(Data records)
┌──
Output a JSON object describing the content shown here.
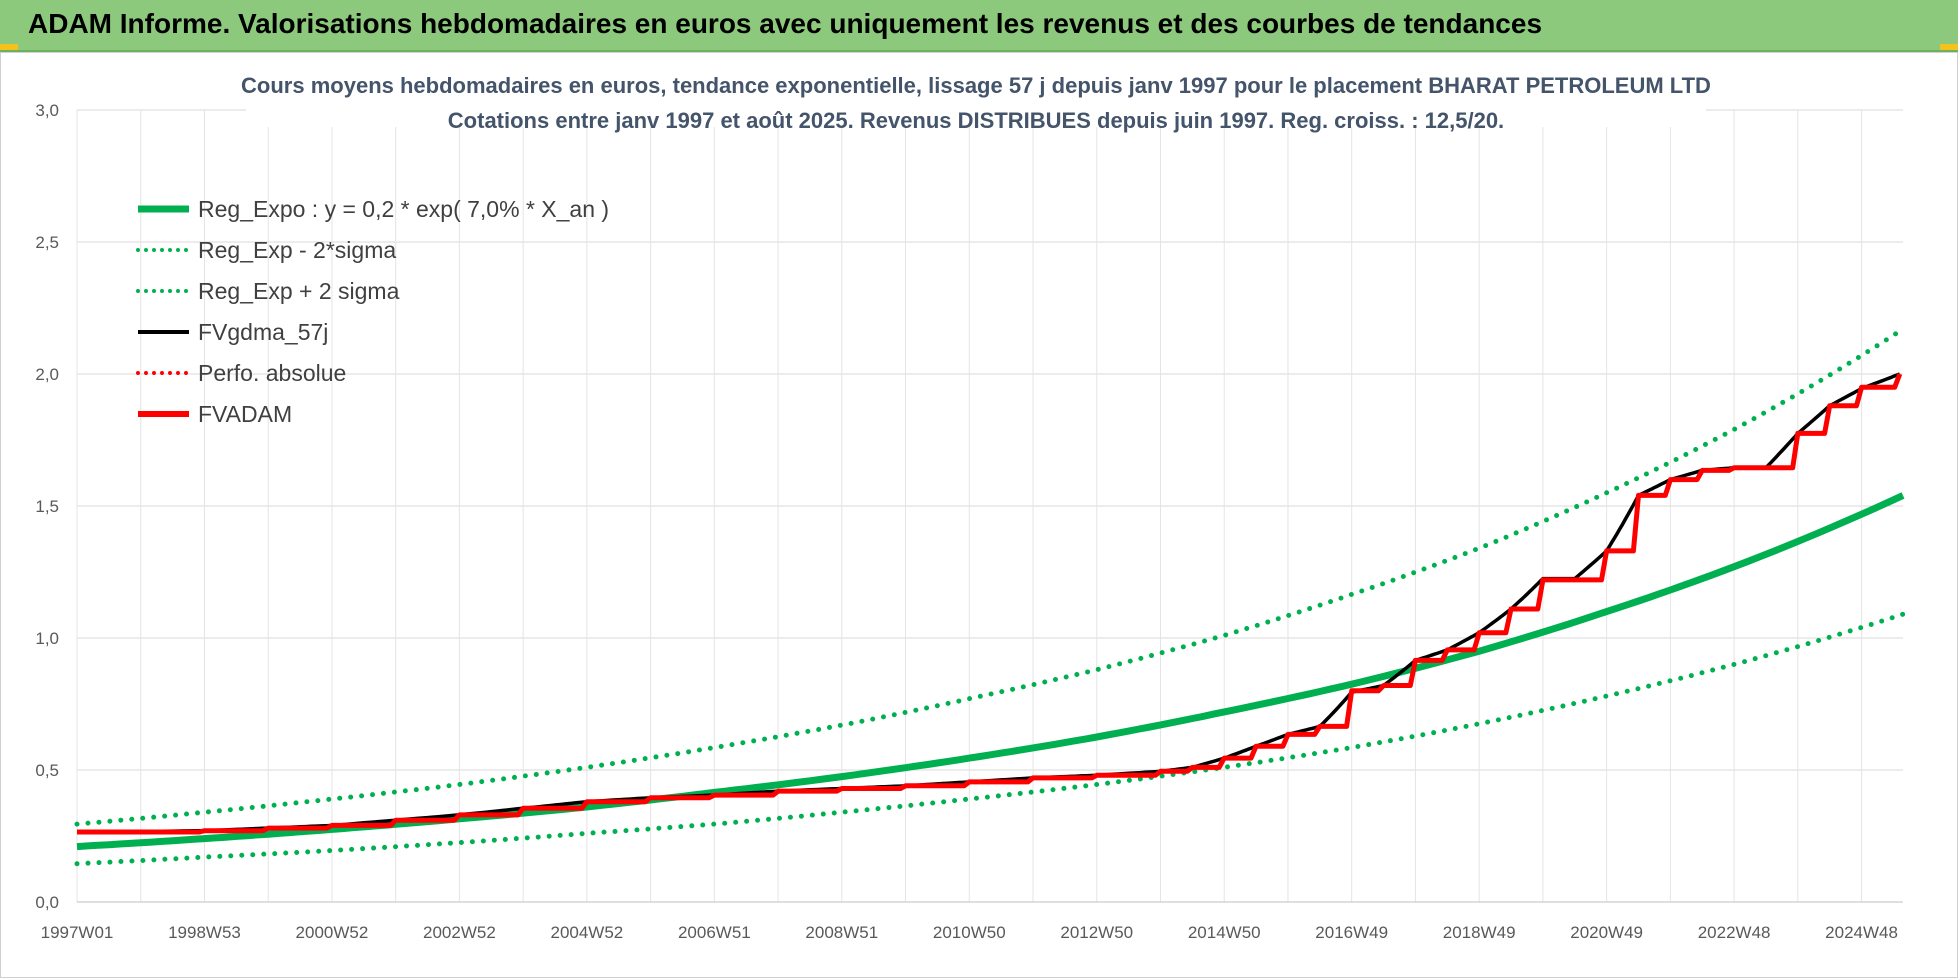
{
  "header": {
    "title": "ADAM Informe. Valorisations hebdomadaires en euros avec uniquement les revenus et des courbes de tendances"
  },
  "chart_data": {
    "type": "line",
    "title": "Cours moyens hebdomadaires en euros, tendance exponentielle, lissage 57 j depuis janv 1997  pour le placement BHARAT PETROLEUM LTD",
    "subtitle": "Cotations entre janv 1997 et août 2025.  Revenus DISTRIBUES depuis juin 1997.  Reg. croiss. : 12,5/20.",
    "xlabel": "",
    "ylabel": "",
    "x_range": [
      1997.0,
      2025.65
    ],
    "ylim": [
      0,
      3.0
    ],
    "y_ticks": [
      "0,0",
      "0,5",
      "1,0",
      "1,5",
      "2,0",
      "2,5",
      "3,0"
    ],
    "x_ticks": [
      {
        "label": "1997W01",
        "x": 1997.0
      },
      {
        "label": "1998W53",
        "x": 1999.0
      },
      {
        "label": "2000W52",
        "x": 2001.0
      },
      {
        "label": "2002W52",
        "x": 2003.0
      },
      {
        "label": "2004W52",
        "x": 2005.0
      },
      {
        "label": "2006W51",
        "x": 2007.0
      },
      {
        "label": "2008W51",
        "x": 2009.0
      },
      {
        "label": "2010W50",
        "x": 2011.0
      },
      {
        "label": "2012W50",
        "x": 2013.0
      },
      {
        "label": "2014W50",
        "x": 2015.0
      },
      {
        "label": "2016W49",
        "x": 2017.0
      },
      {
        "label": "2018W49",
        "x": 2019.0
      },
      {
        "label": "2020W49",
        "x": 2021.0
      },
      {
        "label": "2022W48",
        "x": 2023.0
      },
      {
        "label": "2024W48",
        "x": 2025.0
      }
    ],
    "grid": true,
    "legend_position": "top-left",
    "series": [
      {
        "name": "Reg_Expo : y = 0,2 * exp( 7,0% *  X_an )",
        "color": "#00b050",
        "style": "solid-thick",
        "x": [
          1997.0,
          1999.0,
          2001.0,
          2003.0,
          2005.0,
          2007.0,
          2009.0,
          2011.0,
          2013.0,
          2015.0,
          2017.0,
          2019.0,
          2021.0,
          2023.0,
          2025.65
        ],
        "y": [
          0.21,
          0.24,
          0.275,
          0.315,
          0.36,
          0.415,
          0.475,
          0.545,
          0.625,
          0.72,
          0.825,
          0.95,
          1.1,
          1.27,
          1.54
        ]
      },
      {
        "name": "Reg_Exp - 2*sigma",
        "color": "#00b050",
        "style": "dotted",
        "x": [
          1997.0,
          1999.0,
          2001.0,
          2003.0,
          2005.0,
          2007.0,
          2009.0,
          2011.0,
          2013.0,
          2015.0,
          2017.0,
          2019.0,
          2021.0,
          2023.0,
          2025.65
        ],
        "y": [
          0.145,
          0.17,
          0.195,
          0.225,
          0.26,
          0.295,
          0.34,
          0.39,
          0.445,
          0.51,
          0.585,
          0.675,
          0.78,
          0.9,
          1.09
        ]
      },
      {
        "name": "Reg_Exp + 2 sigma",
        "color": "#00b050",
        "style": "dotted",
        "x": [
          1997.0,
          1999.0,
          2001.0,
          2003.0,
          2005.0,
          2007.0,
          2009.0,
          2011.0,
          2013.0,
          2015.0,
          2017.0,
          2019.0,
          2021.0,
          2023.0,
          2025.65
        ],
        "y": [
          0.295,
          0.34,
          0.39,
          0.445,
          0.51,
          0.585,
          0.67,
          0.77,
          0.88,
          1.01,
          1.165,
          1.34,
          1.55,
          1.79,
          2.17
        ]
      },
      {
        "name": "FVgdma_57j",
        "color": "#000000",
        "style": "solid",
        "x": [
          1997.0,
          1999.0,
          2000.0,
          2001.0,
          2002.0,
          2003.0,
          2004.0,
          2005.0,
          2006.0,
          2007.0,
          2008.0,
          2009.0,
          2010.0,
          2011.0,
          2012.0,
          2013.0,
          2014.0,
          2014.5,
          2015.0,
          2015.5,
          2016.0,
          2016.5,
          2017.0,
          2017.5,
          2018.0,
          2018.5,
          2019.0,
          2019.5,
          2020.0,
          2020.5,
          2021.0,
          2021.5,
          2022.0,
          2022.5,
          2023.0,
          2023.5,
          2024.0,
          2024.5,
          2025.0,
          2025.6
        ],
        "y": [
          0.265,
          0.27,
          0.28,
          0.29,
          0.31,
          0.33,
          0.355,
          0.38,
          0.395,
          0.405,
          0.42,
          0.43,
          0.44,
          0.455,
          0.47,
          0.48,
          0.495,
          0.51,
          0.545,
          0.59,
          0.635,
          0.665,
          0.795,
          0.82,
          0.915,
          0.955,
          1.02,
          1.11,
          1.225,
          1.225,
          1.33,
          1.54,
          1.6,
          1.635,
          1.645,
          1.645,
          1.775,
          1.88,
          1.945,
          2.0
        ]
      },
      {
        "name": "Perfo. absolue",
        "color": "#ff0000",
        "style": "dotted",
        "x": [],
        "y": []
      },
      {
        "name": "FVADAM",
        "color": "#ff0000",
        "style": "step-thick",
        "x": [
          1997.0,
          1999.0,
          2000.0,
          2001.0,
          2002.0,
          2003.0,
          2004.0,
          2005.0,
          2006.0,
          2007.0,
          2008.0,
          2009.0,
          2010.0,
          2011.0,
          2012.0,
          2013.0,
          2014.0,
          2014.5,
          2015.0,
          2015.5,
          2016.0,
          2016.5,
          2017.0,
          2017.5,
          2018.0,
          2018.5,
          2019.0,
          2019.5,
          2020.0,
          2020.5,
          2021.0,
          2021.5,
          2022.0,
          2022.5,
          2023.0,
          2023.5,
          2024.0,
          2024.5,
          2025.0,
          2025.6
        ],
        "y": [
          0.265,
          0.27,
          0.28,
          0.29,
          0.31,
          0.33,
          0.355,
          0.38,
          0.395,
          0.405,
          0.42,
          0.43,
          0.44,
          0.455,
          0.47,
          0.48,
          0.495,
          0.51,
          0.545,
          0.59,
          0.635,
          0.665,
          0.8,
          0.82,
          0.915,
          0.955,
          1.02,
          1.11,
          1.22,
          1.22,
          1.33,
          1.54,
          1.6,
          1.635,
          1.645,
          1.645,
          1.775,
          1.88,
          1.95,
          2.0
        ]
      }
    ]
  }
}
└──
Extract the full listing exactly, with the pictures left out.

Exercise solution
Output a JSON object describing the content shown here.
{
  "header": {
    "title": "ADAM Informe. Valorisations hebdomadaires en euros avec uniquement les revenus et des courbes de tendances"
  },
  "chart_data": {
    "type": "line",
    "title": "Cours moyens hebdomadaires en euros, tendance exponentielle, lissage 57 j depuis janv 1997  pour le placement BHARAT PETROLEUM LTD",
    "subtitle": "Cotations entre janv 1997 et août 2025.  Revenus DISTRIBUES depuis juin 1997.  Reg. croiss. : 12,5/20.",
    "xlabel": "",
    "ylabel": "",
    "x_range": [
      1997.0,
      2025.65
    ],
    "ylim": [
      0,
      3.0
    ],
    "y_ticks": [
      "0,0",
      "0,5",
      "1,0",
      "1,5",
      "2,0",
      "2,5",
      "3,0"
    ],
    "x_ticks": [
      {
        "label": "1997W01",
        "x": 1997.0
      },
      {
        "label": "1998W53",
        "x": 1999.0
      },
      {
        "label": "2000W52",
        "x": 2001.0
      },
      {
        "label": "2002W52",
        "x": 2003.0
      },
      {
        "label": "2004W52",
        "x": 2005.0
      },
      {
        "label": "2006W51",
        "x": 2007.0
      },
      {
        "label": "2008W51",
        "x": 2009.0
      },
      {
        "label": "2010W50",
        "x": 2011.0
      },
      {
        "label": "2012W50",
        "x": 2013.0
      },
      {
        "label": "2014W50",
        "x": 2015.0
      },
      {
        "label": "2016W49",
        "x": 2017.0
      },
      {
        "label": "2018W49",
        "x": 2019.0
      },
      {
        "label": "2020W49",
        "x": 2021.0
      },
      {
        "label": "2022W48",
        "x": 2023.0
      },
      {
        "label": "2024W48",
        "x": 2025.0
      }
    ],
    "grid": true,
    "legend_position": "top-left",
    "series": [
      {
        "name": "Reg_Expo : y = 0,2 * exp( 7,0% *  X_an )",
        "color": "#00b050",
        "style": "solid-thick",
        "x": [
          1997.0,
          1999.0,
          2001.0,
          2003.0,
          2005.0,
          2007.0,
          2009.0,
          2011.0,
          2013.0,
          2015.0,
          2017.0,
          2019.0,
          2021.0,
          2023.0,
          2025.65
        ],
        "y": [
          0.21,
          0.24,
          0.275,
          0.315,
          0.36,
          0.415,
          0.475,
          0.545,
          0.625,
          0.72,
          0.825,
          0.95,
          1.1,
          1.27,
          1.54
        ]
      },
      {
        "name": "Reg_Exp - 2*sigma",
        "color": "#00b050",
        "style": "dotted",
        "x": [
          1997.0,
          1999.0,
          2001.0,
          2003.0,
          2005.0,
          2007.0,
          2009.0,
          2011.0,
          2013.0,
          2015.0,
          2017.0,
          2019.0,
          2021.0,
          2023.0,
          2025.65
        ],
        "y": [
          0.145,
          0.17,
          0.195,
          0.225,
          0.26,
          0.295,
          0.34,
          0.39,
          0.445,
          0.51,
          0.585,
          0.675,
          0.78,
          0.9,
          1.09
        ]
      },
      {
        "name": "Reg_Exp + 2 sigma",
        "color": "#00b050",
        "style": "dotted",
        "x": [
          1997.0,
          1999.0,
          2001.0,
          2003.0,
          2005.0,
          2007.0,
          2009.0,
          2011.0,
          2013.0,
          2015.0,
          2017.0,
          2019.0,
          2021.0,
          2023.0,
          2025.65
        ],
        "y": [
          0.295,
          0.34,
          0.39,
          0.445,
          0.51,
          0.585,
          0.67,
          0.77,
          0.88,
          1.01,
          1.165,
          1.34,
          1.55,
          1.79,
          2.17
        ]
      },
      {
        "name": "FVgdma_57j",
        "color": "#000000",
        "style": "solid",
        "x": [
          1997.0,
          1999.0,
          2000.0,
          2001.0,
          2002.0,
          2003.0,
          2004.0,
          2005.0,
          2006.0,
          2007.0,
          2008.0,
          2009.0,
          2010.0,
          2011.0,
          2012.0,
          2013.0,
          2014.0,
          2014.5,
          2015.0,
          2015.5,
          2016.0,
          2016.5,
          2017.0,
          2017.5,
          2018.0,
          2018.5,
          2019.0,
          2019.5,
          2020.0,
          2020.5,
          2021.0,
          2021.5,
          2022.0,
          2022.5,
          2023.0,
          2023.5,
          2024.0,
          2024.5,
          2025.0,
          2025.6
        ],
        "y": [
          0.265,
          0.27,
          0.28,
          0.29,
          0.31,
          0.33,
          0.355,
          0.38,
          0.395,
          0.405,
          0.42,
          0.43,
          0.44,
          0.455,
          0.47,
          0.48,
          0.495,
          0.51,
          0.545,
          0.59,
          0.635,
          0.665,
          0.795,
          0.82,
          0.915,
          0.955,
          1.02,
          1.11,
          1.225,
          1.225,
          1.33,
          1.54,
          1.6,
          1.635,
          1.645,
          1.645,
          1.775,
          1.88,
          1.945,
          2.0
        ]
      },
      {
        "name": "Perfo. absolue",
        "color": "#ff0000",
        "style": "dotted",
        "x": [],
        "y": []
      },
      {
        "name": "FVADAM",
        "color": "#ff0000",
        "style": "step-thick",
        "x": [
          1997.0,
          1999.0,
          2000.0,
          2001.0,
          2002.0,
          2003.0,
          2004.0,
          2005.0,
          2006.0,
          2007.0,
          2008.0,
          2009.0,
          2010.0,
          2011.0,
          2012.0,
          2013.0,
          2014.0,
          2014.5,
          2015.0,
          2015.5,
          2016.0,
          2016.5,
          2017.0,
          2017.5,
          2018.0,
          2018.5,
          2019.0,
          2019.5,
          2020.0,
          2020.5,
          2021.0,
          2021.5,
          2022.0,
          2022.5,
          2023.0,
          2023.5,
          2024.0,
          2024.5,
          2025.0,
          2025.6
        ],
        "y": [
          0.265,
          0.27,
          0.28,
          0.29,
          0.31,
          0.33,
          0.355,
          0.38,
          0.395,
          0.405,
          0.42,
          0.43,
          0.44,
          0.455,
          0.47,
          0.48,
          0.495,
          0.51,
          0.545,
          0.59,
          0.635,
          0.665,
          0.8,
          0.82,
          0.915,
          0.955,
          1.02,
          1.11,
          1.22,
          1.22,
          1.33,
          1.54,
          1.6,
          1.635,
          1.645,
          1.645,
          1.775,
          1.88,
          1.95,
          2.0
        ]
      }
    ]
  }
}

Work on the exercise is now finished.